# Given task
Every line that includes the word "prefix" is to be listed.

# The input
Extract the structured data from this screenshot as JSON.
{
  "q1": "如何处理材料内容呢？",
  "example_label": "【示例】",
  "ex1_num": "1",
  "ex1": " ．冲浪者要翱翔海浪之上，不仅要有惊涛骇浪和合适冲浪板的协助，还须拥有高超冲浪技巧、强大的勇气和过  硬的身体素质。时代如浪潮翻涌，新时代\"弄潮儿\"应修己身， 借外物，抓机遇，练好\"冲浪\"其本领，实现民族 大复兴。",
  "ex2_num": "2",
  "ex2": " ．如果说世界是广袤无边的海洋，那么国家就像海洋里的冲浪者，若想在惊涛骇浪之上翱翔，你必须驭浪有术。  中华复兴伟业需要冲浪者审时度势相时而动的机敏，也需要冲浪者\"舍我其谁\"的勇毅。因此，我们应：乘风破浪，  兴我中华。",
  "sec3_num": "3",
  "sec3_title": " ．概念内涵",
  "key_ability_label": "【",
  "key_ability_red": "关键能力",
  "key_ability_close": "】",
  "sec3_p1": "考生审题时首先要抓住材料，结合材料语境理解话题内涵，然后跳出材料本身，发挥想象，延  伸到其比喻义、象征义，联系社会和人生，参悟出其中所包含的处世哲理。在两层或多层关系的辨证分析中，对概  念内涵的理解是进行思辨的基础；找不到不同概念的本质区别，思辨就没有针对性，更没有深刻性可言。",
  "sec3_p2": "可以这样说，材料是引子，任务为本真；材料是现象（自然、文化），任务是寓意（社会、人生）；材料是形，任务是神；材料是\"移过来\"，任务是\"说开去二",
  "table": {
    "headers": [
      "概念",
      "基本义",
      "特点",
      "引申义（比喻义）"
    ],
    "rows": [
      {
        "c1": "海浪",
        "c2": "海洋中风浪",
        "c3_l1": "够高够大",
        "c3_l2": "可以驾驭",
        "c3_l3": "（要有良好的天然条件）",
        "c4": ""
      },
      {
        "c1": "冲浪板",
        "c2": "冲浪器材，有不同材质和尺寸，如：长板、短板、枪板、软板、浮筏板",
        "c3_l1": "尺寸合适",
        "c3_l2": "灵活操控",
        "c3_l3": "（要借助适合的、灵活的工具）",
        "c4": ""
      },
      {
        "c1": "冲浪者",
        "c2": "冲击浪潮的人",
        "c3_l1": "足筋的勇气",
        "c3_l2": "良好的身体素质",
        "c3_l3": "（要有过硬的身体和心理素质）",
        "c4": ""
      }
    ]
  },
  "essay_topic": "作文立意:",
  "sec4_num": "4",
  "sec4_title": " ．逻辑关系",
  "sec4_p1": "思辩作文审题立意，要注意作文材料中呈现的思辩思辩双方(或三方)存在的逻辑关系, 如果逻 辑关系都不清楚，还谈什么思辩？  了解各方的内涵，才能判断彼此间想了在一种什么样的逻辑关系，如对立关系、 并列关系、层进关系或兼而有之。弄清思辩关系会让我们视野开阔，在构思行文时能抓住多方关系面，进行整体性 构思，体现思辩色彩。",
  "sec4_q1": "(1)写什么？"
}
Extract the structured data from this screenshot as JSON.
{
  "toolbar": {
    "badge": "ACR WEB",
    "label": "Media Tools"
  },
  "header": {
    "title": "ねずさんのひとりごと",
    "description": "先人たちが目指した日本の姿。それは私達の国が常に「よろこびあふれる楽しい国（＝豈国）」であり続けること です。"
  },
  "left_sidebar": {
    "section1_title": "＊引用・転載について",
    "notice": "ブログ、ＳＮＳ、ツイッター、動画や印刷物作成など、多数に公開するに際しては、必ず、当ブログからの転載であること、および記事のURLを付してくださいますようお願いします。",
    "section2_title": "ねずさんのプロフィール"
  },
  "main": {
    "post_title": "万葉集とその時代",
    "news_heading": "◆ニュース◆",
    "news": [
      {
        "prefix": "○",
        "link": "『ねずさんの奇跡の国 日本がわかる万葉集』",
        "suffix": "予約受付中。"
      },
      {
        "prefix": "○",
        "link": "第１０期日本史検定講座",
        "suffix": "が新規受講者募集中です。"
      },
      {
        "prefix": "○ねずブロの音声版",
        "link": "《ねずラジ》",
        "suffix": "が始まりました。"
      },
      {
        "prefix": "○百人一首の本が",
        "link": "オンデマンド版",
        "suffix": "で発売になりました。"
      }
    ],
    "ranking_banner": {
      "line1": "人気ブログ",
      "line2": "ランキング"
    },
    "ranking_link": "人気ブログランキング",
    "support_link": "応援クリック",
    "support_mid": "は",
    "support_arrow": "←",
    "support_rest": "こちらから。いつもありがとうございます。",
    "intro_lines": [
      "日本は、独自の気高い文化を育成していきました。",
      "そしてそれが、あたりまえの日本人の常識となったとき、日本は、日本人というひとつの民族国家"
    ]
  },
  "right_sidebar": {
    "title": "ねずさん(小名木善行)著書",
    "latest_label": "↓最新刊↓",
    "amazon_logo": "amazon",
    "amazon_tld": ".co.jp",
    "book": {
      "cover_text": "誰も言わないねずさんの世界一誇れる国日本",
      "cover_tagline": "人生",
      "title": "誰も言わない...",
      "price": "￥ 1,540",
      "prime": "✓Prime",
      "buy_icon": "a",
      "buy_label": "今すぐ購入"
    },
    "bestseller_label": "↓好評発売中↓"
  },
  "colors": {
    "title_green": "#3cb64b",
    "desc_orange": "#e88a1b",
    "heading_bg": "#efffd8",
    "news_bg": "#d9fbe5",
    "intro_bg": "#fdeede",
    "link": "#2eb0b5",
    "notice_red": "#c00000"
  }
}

# Written answer
        "prefix": "○",
        "prefix": "○",
        "prefix": "○ねずブロの音声版",
        "prefix": "○百人一首の本が",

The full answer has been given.